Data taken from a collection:
====

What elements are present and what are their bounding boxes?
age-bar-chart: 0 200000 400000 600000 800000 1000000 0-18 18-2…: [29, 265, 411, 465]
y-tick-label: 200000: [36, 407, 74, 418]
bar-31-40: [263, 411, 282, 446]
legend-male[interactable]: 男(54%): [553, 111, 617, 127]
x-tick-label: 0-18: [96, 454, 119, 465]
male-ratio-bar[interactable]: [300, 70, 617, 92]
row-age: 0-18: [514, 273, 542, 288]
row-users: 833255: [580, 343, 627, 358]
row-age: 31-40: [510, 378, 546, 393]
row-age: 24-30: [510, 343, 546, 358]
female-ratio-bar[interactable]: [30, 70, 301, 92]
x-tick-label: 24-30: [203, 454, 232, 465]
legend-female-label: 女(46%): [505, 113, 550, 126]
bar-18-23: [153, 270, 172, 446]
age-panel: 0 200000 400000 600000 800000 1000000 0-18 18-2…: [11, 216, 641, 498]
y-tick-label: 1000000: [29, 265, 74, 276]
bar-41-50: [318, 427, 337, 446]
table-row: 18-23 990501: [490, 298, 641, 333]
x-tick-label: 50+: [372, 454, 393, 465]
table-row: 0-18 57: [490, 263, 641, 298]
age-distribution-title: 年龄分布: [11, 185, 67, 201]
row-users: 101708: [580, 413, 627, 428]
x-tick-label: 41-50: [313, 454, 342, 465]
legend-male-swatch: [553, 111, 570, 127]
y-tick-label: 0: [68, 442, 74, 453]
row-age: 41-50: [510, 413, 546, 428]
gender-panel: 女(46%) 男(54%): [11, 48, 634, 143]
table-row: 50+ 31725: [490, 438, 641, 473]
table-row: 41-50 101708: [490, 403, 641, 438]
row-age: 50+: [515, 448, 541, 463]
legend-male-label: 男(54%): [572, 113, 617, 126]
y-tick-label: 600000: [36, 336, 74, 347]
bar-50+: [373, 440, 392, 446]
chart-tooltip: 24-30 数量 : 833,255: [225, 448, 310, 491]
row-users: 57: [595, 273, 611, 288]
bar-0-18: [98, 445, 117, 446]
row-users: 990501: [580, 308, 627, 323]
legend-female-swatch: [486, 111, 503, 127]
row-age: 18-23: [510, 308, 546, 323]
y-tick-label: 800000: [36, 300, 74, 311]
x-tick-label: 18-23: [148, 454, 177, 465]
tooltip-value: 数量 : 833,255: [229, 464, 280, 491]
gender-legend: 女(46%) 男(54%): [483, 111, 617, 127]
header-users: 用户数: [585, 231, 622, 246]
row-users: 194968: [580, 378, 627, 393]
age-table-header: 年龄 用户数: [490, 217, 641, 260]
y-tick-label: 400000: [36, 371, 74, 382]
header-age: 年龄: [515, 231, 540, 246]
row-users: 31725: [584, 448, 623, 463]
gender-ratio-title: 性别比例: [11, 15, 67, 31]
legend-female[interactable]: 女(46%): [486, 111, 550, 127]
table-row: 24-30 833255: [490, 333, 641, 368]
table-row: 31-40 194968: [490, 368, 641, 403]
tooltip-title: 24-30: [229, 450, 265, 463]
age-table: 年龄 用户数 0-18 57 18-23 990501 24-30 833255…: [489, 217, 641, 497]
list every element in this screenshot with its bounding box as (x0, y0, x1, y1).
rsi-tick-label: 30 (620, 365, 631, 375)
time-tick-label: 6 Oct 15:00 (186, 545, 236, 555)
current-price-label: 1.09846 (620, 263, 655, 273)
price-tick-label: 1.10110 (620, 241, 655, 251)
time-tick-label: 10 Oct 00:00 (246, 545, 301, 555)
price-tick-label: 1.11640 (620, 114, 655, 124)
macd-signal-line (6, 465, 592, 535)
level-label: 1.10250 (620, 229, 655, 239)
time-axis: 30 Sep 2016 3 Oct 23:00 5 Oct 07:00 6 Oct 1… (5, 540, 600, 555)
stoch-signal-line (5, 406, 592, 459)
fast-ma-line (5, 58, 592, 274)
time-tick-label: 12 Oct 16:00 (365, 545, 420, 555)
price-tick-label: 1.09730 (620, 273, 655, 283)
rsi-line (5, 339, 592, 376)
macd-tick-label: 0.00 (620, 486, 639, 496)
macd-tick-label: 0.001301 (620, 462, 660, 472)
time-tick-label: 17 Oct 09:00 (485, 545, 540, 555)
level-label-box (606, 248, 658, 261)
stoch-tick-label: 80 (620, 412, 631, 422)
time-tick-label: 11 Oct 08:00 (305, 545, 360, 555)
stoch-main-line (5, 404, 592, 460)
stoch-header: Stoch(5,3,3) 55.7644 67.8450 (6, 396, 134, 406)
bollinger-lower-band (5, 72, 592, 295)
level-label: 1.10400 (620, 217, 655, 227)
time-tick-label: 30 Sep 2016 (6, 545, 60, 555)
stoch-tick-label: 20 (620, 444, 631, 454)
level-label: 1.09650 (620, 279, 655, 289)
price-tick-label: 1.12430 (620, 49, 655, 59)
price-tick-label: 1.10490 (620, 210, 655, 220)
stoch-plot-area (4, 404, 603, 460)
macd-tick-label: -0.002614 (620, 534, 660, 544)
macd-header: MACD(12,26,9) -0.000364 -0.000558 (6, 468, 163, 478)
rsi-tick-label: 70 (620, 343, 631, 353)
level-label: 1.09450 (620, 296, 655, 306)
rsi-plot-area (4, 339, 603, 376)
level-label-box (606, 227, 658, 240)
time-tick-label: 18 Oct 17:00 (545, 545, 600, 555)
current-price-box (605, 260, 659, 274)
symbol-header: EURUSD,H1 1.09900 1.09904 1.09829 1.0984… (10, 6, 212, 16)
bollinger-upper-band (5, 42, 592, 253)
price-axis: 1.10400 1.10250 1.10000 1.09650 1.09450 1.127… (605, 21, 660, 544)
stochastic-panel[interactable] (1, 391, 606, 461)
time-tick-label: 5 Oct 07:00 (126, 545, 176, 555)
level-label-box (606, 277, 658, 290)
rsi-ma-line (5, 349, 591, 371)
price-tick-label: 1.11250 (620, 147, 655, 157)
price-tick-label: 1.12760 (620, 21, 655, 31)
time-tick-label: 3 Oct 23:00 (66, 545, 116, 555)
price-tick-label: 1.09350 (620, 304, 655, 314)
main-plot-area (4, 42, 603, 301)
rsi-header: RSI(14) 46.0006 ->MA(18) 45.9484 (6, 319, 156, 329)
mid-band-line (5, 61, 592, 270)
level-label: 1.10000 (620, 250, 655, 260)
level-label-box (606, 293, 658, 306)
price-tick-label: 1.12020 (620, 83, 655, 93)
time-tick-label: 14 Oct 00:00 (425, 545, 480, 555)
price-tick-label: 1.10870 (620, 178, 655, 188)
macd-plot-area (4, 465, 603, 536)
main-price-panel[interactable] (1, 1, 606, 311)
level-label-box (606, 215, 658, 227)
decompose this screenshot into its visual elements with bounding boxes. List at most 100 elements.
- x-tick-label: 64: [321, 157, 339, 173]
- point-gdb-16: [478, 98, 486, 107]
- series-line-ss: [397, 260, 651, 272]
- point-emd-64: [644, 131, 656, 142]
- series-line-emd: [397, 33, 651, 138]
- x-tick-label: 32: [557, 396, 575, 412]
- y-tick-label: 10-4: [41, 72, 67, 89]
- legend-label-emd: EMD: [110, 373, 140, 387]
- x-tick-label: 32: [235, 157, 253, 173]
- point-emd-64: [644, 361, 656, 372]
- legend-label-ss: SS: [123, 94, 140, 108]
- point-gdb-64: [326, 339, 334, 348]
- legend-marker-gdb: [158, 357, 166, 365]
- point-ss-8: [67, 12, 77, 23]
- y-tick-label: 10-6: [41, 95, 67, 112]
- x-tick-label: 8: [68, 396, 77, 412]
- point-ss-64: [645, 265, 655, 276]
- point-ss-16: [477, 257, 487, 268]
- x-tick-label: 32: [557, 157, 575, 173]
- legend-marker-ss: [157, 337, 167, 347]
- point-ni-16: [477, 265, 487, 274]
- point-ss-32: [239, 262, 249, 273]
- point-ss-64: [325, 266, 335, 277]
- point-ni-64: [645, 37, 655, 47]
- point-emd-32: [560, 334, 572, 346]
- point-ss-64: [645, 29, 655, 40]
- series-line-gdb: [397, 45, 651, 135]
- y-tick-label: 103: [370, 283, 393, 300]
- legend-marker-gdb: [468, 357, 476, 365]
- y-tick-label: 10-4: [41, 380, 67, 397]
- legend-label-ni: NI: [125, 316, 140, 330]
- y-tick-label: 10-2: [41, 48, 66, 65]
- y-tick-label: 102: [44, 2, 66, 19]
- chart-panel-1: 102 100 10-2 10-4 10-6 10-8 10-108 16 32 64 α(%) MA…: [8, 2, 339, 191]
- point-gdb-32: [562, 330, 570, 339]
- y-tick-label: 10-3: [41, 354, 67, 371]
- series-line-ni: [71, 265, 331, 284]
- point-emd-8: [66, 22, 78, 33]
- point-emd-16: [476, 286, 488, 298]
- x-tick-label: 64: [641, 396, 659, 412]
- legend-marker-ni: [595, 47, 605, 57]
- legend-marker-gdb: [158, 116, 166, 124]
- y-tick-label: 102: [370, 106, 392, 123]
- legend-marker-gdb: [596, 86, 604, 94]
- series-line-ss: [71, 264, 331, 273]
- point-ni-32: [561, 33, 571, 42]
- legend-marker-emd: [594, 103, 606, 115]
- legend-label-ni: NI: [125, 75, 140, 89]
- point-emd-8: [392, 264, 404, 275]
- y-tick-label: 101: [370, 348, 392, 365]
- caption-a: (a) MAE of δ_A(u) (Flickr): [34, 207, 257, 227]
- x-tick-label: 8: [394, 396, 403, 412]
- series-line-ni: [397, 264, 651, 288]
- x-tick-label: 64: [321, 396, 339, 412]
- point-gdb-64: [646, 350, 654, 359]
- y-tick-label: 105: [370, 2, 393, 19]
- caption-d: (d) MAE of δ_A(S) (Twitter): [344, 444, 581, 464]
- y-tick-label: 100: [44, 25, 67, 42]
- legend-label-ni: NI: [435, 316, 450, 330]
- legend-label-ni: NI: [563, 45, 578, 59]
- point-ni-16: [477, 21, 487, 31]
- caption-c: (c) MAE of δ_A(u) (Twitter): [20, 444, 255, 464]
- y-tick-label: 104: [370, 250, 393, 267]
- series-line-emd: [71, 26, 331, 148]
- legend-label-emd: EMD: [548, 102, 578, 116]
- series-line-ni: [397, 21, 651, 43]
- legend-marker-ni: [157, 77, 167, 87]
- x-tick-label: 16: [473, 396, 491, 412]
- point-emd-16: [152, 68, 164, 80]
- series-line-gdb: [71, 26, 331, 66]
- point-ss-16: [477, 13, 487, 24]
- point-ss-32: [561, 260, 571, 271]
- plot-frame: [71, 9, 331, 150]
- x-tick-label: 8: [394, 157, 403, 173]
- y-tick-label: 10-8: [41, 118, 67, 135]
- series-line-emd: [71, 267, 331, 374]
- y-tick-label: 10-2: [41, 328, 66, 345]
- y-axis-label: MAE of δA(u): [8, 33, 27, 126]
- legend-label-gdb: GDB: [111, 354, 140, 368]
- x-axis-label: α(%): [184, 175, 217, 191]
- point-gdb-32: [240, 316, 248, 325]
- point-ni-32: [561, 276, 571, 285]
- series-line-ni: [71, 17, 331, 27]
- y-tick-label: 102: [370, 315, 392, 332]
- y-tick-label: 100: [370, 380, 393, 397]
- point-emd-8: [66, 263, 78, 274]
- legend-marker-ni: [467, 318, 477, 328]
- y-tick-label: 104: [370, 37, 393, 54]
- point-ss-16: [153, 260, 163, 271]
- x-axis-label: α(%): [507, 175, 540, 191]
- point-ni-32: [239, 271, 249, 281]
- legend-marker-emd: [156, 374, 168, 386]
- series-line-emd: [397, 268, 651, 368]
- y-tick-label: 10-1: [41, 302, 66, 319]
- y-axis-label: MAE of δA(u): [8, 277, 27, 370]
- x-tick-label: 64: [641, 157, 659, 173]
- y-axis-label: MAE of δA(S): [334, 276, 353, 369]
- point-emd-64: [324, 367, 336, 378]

====

Problem to work on: Please copy these lines word for word, beginning at the first line and stopping after the line that contains "gender-panel: 女(46%) 男(54%): [11, 48, 634, 143]".

Expected answer:
What elements are present and what are their bounding boxes?
age-bar-chart: 0 200000 400000 600000 800000 1000000 0-18 18-2…: [29, 265, 411, 465]
y-tick-label: 200000: [36, 407, 74, 418]
bar-31-40: [263, 411, 282, 446]
legend-male[interactable]: 男(54%): [553, 111, 617, 127]
x-tick-label: 0-18: [96, 454, 119, 465]
male-ratio-bar[interactable]: [300, 70, 617, 92]
row-age: 0-18: [514, 273, 542, 288]
row-users: 833255: [580, 343, 627, 358]
row-age: 31-40: [510, 378, 546, 393]
row-age: 24-30: [510, 343, 546, 358]
female-ratio-bar[interactable]: [30, 70, 301, 92]
x-tick-label: 24-30: [203, 454, 232, 465]
legend-female-label: 女(46%): [505, 113, 550, 126]
bar-18-23: [153, 270, 172, 446]
age-panel: 0 200000 400000 600000 800000 1000000 0-18 18-2…: [11, 216, 641, 498]
y-tick-label: 1000000: [29, 265, 74, 276]
bar-41-50: [318, 427, 337, 446]
table-row: 18-23 990501: [490, 298, 641, 333]
x-tick-label: 50+: [372, 454, 393, 465]
table-row: 0-18 57: [490, 263, 641, 298]
age-distribution-title: 年龄分布: [11, 185, 67, 201]
row-users: 101708: [580, 413, 627, 428]
x-tick-label: 41-50: [313, 454, 342, 465]
legend-male-swatch: [553, 111, 570, 127]
y-tick-label: 0: [68, 442, 74, 453]
row-age: 41-50: [510, 413, 546, 428]
gender-panel: 女(46%) 男(54%): [11, 48, 634, 143]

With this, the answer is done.